GIVEN PROBLEM:
Reproduce all the entries precisely.

Figure dataset records:

═══

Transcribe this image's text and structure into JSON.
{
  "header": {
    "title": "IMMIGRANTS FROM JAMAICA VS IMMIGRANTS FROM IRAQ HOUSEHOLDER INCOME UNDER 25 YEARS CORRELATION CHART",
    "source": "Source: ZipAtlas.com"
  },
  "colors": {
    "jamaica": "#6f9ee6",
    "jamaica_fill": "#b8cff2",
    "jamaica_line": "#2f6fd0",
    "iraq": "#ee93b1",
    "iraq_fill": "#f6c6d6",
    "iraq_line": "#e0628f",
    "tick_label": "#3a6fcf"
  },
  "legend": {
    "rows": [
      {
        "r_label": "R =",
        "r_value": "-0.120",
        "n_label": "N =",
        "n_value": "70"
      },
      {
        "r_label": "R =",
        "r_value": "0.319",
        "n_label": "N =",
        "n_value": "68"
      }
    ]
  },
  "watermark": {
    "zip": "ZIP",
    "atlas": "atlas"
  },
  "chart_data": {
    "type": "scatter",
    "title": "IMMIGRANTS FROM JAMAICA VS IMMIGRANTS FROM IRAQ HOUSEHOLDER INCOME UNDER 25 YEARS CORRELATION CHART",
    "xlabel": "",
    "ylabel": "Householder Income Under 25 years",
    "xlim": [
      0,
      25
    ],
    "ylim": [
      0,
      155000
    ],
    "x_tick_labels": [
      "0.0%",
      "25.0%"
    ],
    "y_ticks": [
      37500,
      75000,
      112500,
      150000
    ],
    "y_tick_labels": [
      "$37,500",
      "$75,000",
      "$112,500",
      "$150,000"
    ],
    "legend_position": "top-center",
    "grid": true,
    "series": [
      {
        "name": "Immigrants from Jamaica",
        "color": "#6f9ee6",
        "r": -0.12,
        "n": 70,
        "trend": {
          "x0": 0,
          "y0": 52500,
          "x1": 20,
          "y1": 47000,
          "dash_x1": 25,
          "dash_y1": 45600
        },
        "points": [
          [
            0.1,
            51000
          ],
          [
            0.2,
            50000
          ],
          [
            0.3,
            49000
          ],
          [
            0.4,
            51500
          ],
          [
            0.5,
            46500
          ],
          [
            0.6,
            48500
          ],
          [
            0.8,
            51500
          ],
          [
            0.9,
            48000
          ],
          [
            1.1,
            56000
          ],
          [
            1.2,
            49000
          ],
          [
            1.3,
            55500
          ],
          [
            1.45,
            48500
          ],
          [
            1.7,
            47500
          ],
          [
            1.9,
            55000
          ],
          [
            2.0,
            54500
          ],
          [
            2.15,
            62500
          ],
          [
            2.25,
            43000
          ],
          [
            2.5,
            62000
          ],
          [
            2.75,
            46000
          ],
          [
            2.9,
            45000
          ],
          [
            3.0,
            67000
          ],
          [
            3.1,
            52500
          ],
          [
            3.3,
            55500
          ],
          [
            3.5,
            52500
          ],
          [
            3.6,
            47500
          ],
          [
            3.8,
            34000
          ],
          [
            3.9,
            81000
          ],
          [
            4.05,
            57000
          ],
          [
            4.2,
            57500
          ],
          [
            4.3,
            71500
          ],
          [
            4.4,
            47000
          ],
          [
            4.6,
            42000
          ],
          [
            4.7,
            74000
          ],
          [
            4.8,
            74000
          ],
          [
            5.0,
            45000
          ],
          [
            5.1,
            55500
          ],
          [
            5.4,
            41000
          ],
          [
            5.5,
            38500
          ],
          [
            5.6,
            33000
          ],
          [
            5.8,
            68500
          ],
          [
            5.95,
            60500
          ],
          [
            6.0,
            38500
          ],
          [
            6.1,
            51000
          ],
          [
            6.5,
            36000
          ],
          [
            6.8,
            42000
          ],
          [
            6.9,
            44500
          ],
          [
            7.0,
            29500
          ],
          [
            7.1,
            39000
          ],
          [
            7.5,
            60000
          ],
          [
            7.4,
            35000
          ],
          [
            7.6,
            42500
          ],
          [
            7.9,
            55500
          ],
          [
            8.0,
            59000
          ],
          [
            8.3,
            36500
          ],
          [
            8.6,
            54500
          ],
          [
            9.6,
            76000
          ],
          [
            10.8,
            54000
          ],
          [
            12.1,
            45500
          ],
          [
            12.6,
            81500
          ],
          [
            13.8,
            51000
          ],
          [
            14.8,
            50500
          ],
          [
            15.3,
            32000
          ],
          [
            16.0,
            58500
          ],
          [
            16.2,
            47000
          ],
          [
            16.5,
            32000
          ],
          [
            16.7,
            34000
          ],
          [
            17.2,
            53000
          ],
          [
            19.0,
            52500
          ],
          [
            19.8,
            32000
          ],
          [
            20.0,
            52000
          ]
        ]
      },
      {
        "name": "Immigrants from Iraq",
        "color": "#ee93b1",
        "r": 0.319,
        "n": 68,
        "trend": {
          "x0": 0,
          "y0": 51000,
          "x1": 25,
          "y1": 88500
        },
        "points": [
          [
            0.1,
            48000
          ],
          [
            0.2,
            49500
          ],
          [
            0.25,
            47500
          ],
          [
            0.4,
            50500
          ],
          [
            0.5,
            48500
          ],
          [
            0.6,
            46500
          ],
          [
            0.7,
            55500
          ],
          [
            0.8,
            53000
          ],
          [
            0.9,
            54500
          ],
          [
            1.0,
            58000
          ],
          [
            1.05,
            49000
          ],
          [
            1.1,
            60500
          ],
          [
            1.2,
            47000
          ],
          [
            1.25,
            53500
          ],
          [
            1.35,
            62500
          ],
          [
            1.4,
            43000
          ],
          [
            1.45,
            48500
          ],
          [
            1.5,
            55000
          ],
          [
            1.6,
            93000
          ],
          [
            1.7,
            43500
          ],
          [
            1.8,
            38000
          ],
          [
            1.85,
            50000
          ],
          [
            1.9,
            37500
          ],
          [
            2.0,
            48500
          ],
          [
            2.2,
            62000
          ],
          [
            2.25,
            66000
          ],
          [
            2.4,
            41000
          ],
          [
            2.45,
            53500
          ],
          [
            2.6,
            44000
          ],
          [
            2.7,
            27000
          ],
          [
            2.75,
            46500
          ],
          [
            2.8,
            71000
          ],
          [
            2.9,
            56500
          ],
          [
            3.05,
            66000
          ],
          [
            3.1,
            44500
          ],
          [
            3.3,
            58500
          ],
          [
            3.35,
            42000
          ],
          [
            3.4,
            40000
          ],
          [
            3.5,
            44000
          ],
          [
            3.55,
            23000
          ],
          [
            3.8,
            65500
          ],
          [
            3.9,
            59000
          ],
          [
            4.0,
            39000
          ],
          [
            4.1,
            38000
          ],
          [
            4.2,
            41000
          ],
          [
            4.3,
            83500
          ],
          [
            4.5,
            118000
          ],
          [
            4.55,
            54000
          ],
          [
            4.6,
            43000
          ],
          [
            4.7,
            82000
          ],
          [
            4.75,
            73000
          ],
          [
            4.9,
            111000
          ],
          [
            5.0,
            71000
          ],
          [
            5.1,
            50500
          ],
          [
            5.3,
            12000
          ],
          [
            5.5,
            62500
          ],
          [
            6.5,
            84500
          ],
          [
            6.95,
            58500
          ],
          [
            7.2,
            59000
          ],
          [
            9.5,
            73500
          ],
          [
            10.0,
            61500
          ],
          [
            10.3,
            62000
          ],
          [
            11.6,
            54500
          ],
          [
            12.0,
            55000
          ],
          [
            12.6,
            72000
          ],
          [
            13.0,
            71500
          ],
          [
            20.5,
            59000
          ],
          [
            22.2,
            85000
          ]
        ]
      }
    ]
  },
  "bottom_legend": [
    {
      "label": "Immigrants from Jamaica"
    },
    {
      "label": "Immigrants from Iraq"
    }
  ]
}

═══

OUTPUT FOR THIS TASK:
Transcribe this image's text and structure into JSON.
{
  "header": {
    "title": "IMMIGRANTS FROM JAMAICA VS IMMIGRANTS FROM IRAQ HOUSEHOLDER INCOME UNDER 25 YEARS CORRELATION CHART",
    "source": "Source: ZipAtlas.com"
  },
  "colors": {
    "jamaica": "#6f9ee6",
    "jamaica_fill": "#b8cff2",
    "jamaica_line": "#2f6fd0",
    "iraq": "#ee93b1",
    "iraq_fill": "#f6c6d6",
    "iraq_line": "#e0628f",
    "tick_label": "#3a6fcf"
  },
  "legend": {
    "rows": [
      {
        "r_label": "R =",
        "r_value": "-0.120",
        "n_label": "N =",
        "n_value": "70"
      },
      {
        "r_label": "R =",
        "r_value": "0.319",
        "n_label": "N =",
        "n_value": "68"
      }
    ]
  },
  "watermark": {
    "zip": "ZIP",
    "atlas": "atlas"
  },
  "chart_data": {
    "type": "scatter",
    "title": "IMMIGRANTS FROM JAMAICA VS IMMIGRANTS FROM IRAQ HOUSEHOLDER INCOME UNDER 25 YEARS CORRELATION CHART",
    "xlabel": "",
    "ylabel": "Householder Income Under 25 years",
    "xlim": [
      0,
      25
    ],
    "ylim": [
      0,
      155000
    ],
    "x_tick_labels": [
      "0.0%",
      "25.0%"
    ],
    "y_ticks": [
      37500,
      75000,
      112500,
      150000
    ],
    "y_tick_labels": [
      "$37,500",
      "$75,000",
      "$112,500",
      "$150,000"
    ],
    "legend_position": "top-center",
    "grid": true,
    "series": [
      {
        "name": "Immigrants from Jamaica",
        "color": "#6f9ee6",
        "r": -0.12,
        "n": 70,
        "trend": {
          "x0": 0,
          "y0": 52500,
          "x1": 20,
          "y1": 47000,
          "dash_x1": 25,
          "dash_y1": 45600
        },
        "points": [
          [
            0.1,
            51000
          ],
          [
            0.2,
            50000
          ],
          [
            0.3,
            49000
          ],
          [
            0.4,
            51500
          ],
          [
            0.5,
            46500
          ],
          [
            0.6,
            48500
          ],
          [
            0.8,
            51500
          ],
          [
            0.9,
            48000
          ],
          [
            1.1,
            56000
          ],
          [
            1.2,
            49000
          ],
          [
            1.3,
            55500
          ],
          [
            1.45,
            48500
          ],
          [
            1.7,
            47500
          ],
          [
            1.9,
            55000
          ],
          [
            2.0,
            54500
          ],
          [
            2.15,
            62500
          ],
          [
            2.25,
            43000
          ],
          [
            2.5,
            62000
          ],
          [
            2.75,
            46000
          ],
          [
            2.9,
            45000
          ],
          [
            3.0,
            67000
          ],
          [
            3.1,
            52500
          ],
          [
            3.3,
            55500
          ],
          [
            3.5,
            52500
          ],
          [
            3.6,
            47500
          ],
          [
            3.8,
            34000
          ],
          [
            3.9,
            81000
          ],
          [
            4.05,
            57000
          ],
          [
            4.2,
            57500
          ],
          [
            4.3,
            71500
          ],
          [
            4.4,
            47000
          ],
          [
            4.6,
            42000
          ],
          [
            4.7,
            74000
          ],
          [
            4.8,
            74000
          ],
          [
            5.0,
            45000
          ],
          [
            5.1,
            55500
          ],
          [
            5.4,
            41000
          ],
          [
            5.5,
            38500
          ],
          [
            5.6,
            33000
          ],
          [
            5.8,
            68500
          ],
          [
            5.95,
            60500
          ],
          [
            6.0,
            38500
          ],
          [
            6.1,
            51000
          ],
          [
            6.5,
            36000
          ],
          [
            6.8,
            42000
          ],
          [
            6.9,
            44500
          ],
          [
            7.0,
            29500
          ],
          [
            7.1,
            39000
          ],
          [
            7.5,
            60000
          ],
          [
            7.4,
            35000
          ],
          [
            7.6,
            42500
          ],
          [
            7.9,
            55500
          ],
          [
            8.0,
            59000
          ],
          [
            8.3,
            36500
          ],
          [
            8.6,
            54500
          ],
          [
            9.6,
            76000
          ],
          [
            10.8,
            54000
          ],
          [
            12.1,
            45500
          ],
          [
            12.6,
            81500
          ],
          [
            13.8,
            51000
          ],
          [
            14.8,
            50500
          ],
          [
            15.3,
            32000
          ],
          [
            16.0,
            58500
          ],
          [
            16.2,
            47000
          ],
          [
            16.5,
            32000
          ],
          [
            16.7,
            34000
          ],
          [
            17.2,
            53000
          ],
          [
            19.0,
            52500
          ],
          [
            19.8,
            32000
          ],
          [
            20.0,
            52000
          ]
        ]
      },
      {
        "name": "Immigrants from Iraq",
        "color": "#ee93b1",
        "r": 0.319,
        "n": 68,
        "trend": {
          "x0": 0,
          "y0": 51000,
          "x1": 25,
          "y1": 88500
        },
        "points": [
          [
            0.1,
            48000
          ],
          [
            0.2,
            49500
          ],
          [
            0.25,
            47500
          ],
          [
            0.4,
            50500
          ],
          [
            0.5,
            48500
          ],
          [
            0.6,
            46500
          ],
          [
            0.7,
            55500
          ],
          [
            0.8,
            53000
          ],
          [
            0.9,
            54500
          ],
          [
            1.0,
            58000
          ],
          [
            1.05,
            49000
          ],
          [
            1.1,
            60500
          ],
          [
            1.2,
            47000
          ],
          [
            1.25,
            53500
          ],
          [
            1.35,
            62500
          ],
          [
            1.4,
            43000
          ],
          [
            1.45,
            48500
          ],
          [
            1.5,
            55000
          ],
          [
            1.6,
            93000
          ],
          [
            1.7,
            43500
          ],
          [
            1.8,
            38000
          ],
          [
            1.85,
            50000
          ],
          [
            1.9,
            37500
          ],
          [
            2.0,
            48500
          ],
          [
            2.2,
            62000
          ],
          [
            2.25,
            66000
          ],
          [
            2.4,
            41000
          ],
          [
            2.45,
            53500
          ],
          [
            2.6,
            44000
          ],
          [
            2.7,
            27000
          ],
          [
            2.75,
            46500
          ],
          [
            2.8,
            71000
          ],
          [
            2.9,
            56500
          ],
          [
            3.05,
            66000
          ],
          [
            3.1,
            44500
          ],
          [
            3.3,
            58500
          ],
          [
            3.35,
            42000
          ],
          [
            3.4,
            40000
          ],
          [
            3.5,
            44000
          ],
          [
            3.55,
            23000
          ],
          [
            3.8,
            65500
          ],
          [
            3.9,
            59000
          ],
          [
            4.0,
            39000
          ],
          [
            4.1,
            38000
          ],
          [
            4.2,
            41000
          ],
          [
            4.3,
            83500
          ],
          [
            4.5,
            118000
          ],
          [
            4.55,
            54000
          ],
          [
            4.6,
            43000
          ],
          [
            4.7,
            82000
          ],
          [
            4.75,
            73000
          ],
          [
            4.9,
            111000
          ],
          [
            5.0,
            71000
          ],
          [
            5.1,
            50500
          ],
          [
            5.3,
            12000
          ],
          [
            5.5,
            62500
          ],
          [
            6.5,
            84500
          ],
          [
            6.95,
            58500
          ],
          [
            7.2,
            59000
          ],
          [
            9.5,
            73500
          ],
          [
            10.0,
            61500
          ],
          [
            10.3,
            62000
          ],
          [
            11.6,
            54500
          ],
          [
            12.0,
            55000
          ],
          [
            12.6,
            72000
          ],
          [
            13.0,
            71500
          ],
          [
            20.5,
            59000
          ],
          [
            22.2,
            85000
          ]
        ]
      }
    ]
  },
  "bottom_legend": [
    {
      "label": "Immigrants from Jamaica"
    },
    {
      "label": "Immigrants from Iraq"
    }
  ]
}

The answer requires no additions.